>> BEGIN Raw data
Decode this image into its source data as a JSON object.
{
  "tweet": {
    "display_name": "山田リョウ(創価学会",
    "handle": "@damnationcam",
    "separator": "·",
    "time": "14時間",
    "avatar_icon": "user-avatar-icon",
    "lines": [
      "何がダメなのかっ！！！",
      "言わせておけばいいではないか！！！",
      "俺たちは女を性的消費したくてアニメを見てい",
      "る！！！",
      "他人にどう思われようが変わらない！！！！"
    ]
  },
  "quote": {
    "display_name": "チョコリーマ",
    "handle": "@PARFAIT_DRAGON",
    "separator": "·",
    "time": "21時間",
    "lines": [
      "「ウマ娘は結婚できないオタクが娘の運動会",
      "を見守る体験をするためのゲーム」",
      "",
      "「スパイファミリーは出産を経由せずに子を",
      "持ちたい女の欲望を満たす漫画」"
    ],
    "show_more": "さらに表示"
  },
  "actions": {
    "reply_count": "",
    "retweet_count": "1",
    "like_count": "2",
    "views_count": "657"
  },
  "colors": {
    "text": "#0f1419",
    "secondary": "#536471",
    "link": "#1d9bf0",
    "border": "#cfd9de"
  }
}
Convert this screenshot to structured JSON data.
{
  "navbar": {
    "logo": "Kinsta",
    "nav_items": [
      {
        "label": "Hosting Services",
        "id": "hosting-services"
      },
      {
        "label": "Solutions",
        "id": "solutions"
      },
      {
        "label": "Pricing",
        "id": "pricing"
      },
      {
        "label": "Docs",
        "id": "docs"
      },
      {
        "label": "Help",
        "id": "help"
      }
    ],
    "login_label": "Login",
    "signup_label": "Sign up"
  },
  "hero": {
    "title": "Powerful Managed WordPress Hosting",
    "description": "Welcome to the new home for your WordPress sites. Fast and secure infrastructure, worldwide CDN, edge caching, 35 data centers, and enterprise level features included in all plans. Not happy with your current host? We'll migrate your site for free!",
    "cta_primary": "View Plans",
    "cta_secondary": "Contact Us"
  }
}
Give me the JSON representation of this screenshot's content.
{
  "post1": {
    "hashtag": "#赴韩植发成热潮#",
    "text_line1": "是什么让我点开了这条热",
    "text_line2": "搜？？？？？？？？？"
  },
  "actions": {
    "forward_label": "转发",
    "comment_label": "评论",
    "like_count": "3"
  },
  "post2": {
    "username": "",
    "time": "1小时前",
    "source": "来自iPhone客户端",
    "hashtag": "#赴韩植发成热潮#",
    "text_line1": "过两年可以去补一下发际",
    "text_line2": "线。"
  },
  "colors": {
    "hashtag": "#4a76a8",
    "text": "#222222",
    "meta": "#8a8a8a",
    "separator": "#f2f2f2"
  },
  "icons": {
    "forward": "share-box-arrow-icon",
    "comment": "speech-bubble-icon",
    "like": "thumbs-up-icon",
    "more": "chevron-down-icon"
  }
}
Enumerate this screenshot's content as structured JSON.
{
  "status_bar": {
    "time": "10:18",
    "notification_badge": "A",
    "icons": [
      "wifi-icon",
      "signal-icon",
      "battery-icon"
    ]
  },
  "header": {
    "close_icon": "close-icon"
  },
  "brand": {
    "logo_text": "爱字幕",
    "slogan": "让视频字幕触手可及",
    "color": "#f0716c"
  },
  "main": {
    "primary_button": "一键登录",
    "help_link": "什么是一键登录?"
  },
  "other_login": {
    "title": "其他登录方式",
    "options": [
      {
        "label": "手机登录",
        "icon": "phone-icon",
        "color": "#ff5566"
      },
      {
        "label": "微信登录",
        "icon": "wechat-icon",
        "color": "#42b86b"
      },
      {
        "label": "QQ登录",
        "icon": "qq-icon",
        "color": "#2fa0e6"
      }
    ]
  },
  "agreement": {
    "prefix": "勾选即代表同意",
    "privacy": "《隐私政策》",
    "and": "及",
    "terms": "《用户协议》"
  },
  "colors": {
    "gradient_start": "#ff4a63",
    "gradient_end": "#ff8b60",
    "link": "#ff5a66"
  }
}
>> END Raw data
What you are asked to do: Your task is to retype all of the records exactly.

Reply:
Decode this image into its source data as a JSON object.
{
  "tweet": {
    "display_name": "山田リョウ(創価学会",
    "handle": "@damnationcam",
    "separator": "·",
    "time": "14時間",
    "avatar_icon": "user-avatar-icon",
    "lines": [
      "何がダメなのかっ！！！",
      "言わせておけばいいではないか！！！",
      "俺たちは女を性的消費したくてアニメを見てい",
      "る！！！",
      "他人にどう思われようが変わらない！！！！"
    ]
  },
  "quote": {
    "display_name": "チョコリーマ",
    "handle": "@PARFAIT_DRAGON",
    "separator": "·",
    "time": "21時間",
    "lines": [
      "「ウマ娘は結婚できないオタクが娘の運動会",
      "を見守る体験をするためのゲーム」",
      "",
      "「スパイファミリーは出産を経由せずに子を",
      "持ちたい女の欲望を満たす漫画」"
    ],
    "show_more": "さらに表示"
  },
  "actions": {
    "reply_count": "",
    "retweet_count": "1",
    "like_count": "2",
    "views_count": "657"
  },
  "colors": {
    "text": "#0f1419",
    "secondary": "#536471",
    "link": "#1d9bf0",
    "border": "#cfd9de"
  }
}
Convert this screenshot to structured JSON data.
{
  "navbar": {
    "logo": "Kinsta",
    "nav_items": [
      {
        "label": "Hosting Services",
        "id": "hosting-services"
      },
      {
        "label": "Solutions",
        "id": "solutions"
      },
      {
        "label": "Pricing",
        "id": "pricing"
      },
      {
        "label": "Docs",
        "id": "docs"
      },
      {
        "label": "Help",
        "id": "help"
      }
    ],
    "login_label": "Login",
    "signup_label": "Sign up"
  },
  "hero": {
    "title": "Powerful Managed WordPress Hosting",
    "description": "Welcome to the new home for your WordPress sites. Fast and secure infrastructure, worldwide CDN, edge caching, 35 data centers, and enterprise level features included in all plans. Not happy with your current host? We'll migrate your site for free!",
    "cta_primary": "View Plans",
    "cta_secondary": "Contact Us"
  }
}
Give me the JSON representation of this screenshot's content.
{
  "post1": {
    "hashtag": "#赴韩植发成热潮#",
    "text_line1": "是什么让我点开了这条热",
    "text_line2": "搜？？？？？？？？？"
  },
  "actions": {
    "forward_label": "转发",
    "comment_label": "评论",
    "like_count": "3"
  },
  "post2": {
    "username": "",
    "time": "1小时前",
    "source": "来自iPhone客户端",
    "hashtag": "#赴韩植发成热潮#",
    "text_line1": "过两年可以去补一下发际",
    "text_line2": "线。"
  },
  "colors": {
    "hashtag": "#4a76a8",
    "text": "#222222",
    "meta": "#8a8a8a",
    "separator": "#f2f2f2"
  },
  "icons": {
    "forward": "share-box-arrow-icon",
    "comment": "speech-bubble-icon",
    "like": "thumbs-up-icon",
    "more": "chevron-down-icon"
  }
}
Enumerate this screenshot's content as structured JSON.
{
  "status_bar": {
    "time": "10:18",
    "notification_badge": "A",
    "icons": [
      "wifi-icon",
      "signal-icon",
      "battery-icon"
    ]
  },
  "header": {
    "close_icon": "close-icon"
  },
  "brand": {
    "logo_text": "爱字幕",
    "slogan": "让视频字幕触手可及",
    "color": "#f0716c"
  },
  "main": {
    "primary_button": "一键登录",
    "help_link": "什么是一键登录?"
  },
  "other_login": {
    "title": "其他登录方式",
    "options": [
      {
        "label": "手机登录",
        "icon": "phone-icon",
        "color": "#ff5566"
      },
      {
        "label": "微信登录",
        "icon": "wechat-icon",
        "color": "#42b86b"
      },
      {
        "label": "QQ登录",
        "icon": "qq-icon",
        "color": "#2fa0e6"
      }
    ]
  },
  "agreement": {
    "prefix": "勾选即代表同意",
    "privacy": "《隐私政策》",
    "and": "及",
    "terms": "《用户协议》"
  },
  "colors": {
    "gradient_start": "#ff4a63",
    "gradient_end": "#ff8b60",
    "link": "#ff5a66"
  }
}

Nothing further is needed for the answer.